►

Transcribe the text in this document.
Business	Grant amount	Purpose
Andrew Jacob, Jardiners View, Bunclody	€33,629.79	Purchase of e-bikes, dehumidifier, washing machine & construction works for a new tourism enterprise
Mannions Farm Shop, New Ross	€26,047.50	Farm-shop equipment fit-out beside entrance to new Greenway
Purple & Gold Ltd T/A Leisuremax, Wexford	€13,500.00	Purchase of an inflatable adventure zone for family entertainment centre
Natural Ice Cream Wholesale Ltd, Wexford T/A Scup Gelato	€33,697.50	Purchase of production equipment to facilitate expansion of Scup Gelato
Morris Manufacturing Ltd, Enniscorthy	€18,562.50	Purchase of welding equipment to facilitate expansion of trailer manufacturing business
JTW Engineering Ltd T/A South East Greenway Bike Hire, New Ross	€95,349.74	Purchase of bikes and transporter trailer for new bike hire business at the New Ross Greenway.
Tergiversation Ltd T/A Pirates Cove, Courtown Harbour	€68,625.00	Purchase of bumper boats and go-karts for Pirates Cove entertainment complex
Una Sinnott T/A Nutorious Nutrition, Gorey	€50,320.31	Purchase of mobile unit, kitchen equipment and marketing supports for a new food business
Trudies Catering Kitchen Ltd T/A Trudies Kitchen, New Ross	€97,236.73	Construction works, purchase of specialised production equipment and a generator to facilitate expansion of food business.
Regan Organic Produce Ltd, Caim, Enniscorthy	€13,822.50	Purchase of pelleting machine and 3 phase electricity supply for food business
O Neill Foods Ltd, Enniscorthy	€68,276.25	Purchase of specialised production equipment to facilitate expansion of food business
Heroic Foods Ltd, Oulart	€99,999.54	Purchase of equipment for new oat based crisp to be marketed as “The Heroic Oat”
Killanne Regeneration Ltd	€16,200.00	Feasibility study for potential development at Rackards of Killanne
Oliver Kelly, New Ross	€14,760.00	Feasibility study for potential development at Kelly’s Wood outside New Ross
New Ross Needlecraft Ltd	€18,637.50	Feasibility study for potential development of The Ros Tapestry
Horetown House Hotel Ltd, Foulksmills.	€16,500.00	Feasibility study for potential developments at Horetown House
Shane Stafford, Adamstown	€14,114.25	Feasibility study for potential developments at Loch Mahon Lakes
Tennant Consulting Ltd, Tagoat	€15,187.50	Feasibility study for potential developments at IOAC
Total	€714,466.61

◄

→ PROBLEM TO SOLVE:
Using the entries above, return each line that includes the word "study".

→ RESPONSE FOR THIS EXERCISE:
Killanne Regeneration Ltd	€16,200.00	Feasibility study for potential development at Rackards of Killanne
Oliver Kelly, New Ross	€14,760.00	Feasibility study for potential development at Kelly’s Wood outside New Ross
New Ross Needlecraft Ltd	€18,637.50	Feasibility study for potential development of The Ros Tapestry
Horetown House Hotel Ltd, Foulksmills.	€16,500.00	Feasibility study for potential developments at Horetown House
Shane Stafford, Adamstown	€14,114.25	Feasibility study for potential developments at Loch Mahon Lakes
Tennant Consulting Ltd, Tagoat	€15,187.50	Feasibility study for potential developments at IOAC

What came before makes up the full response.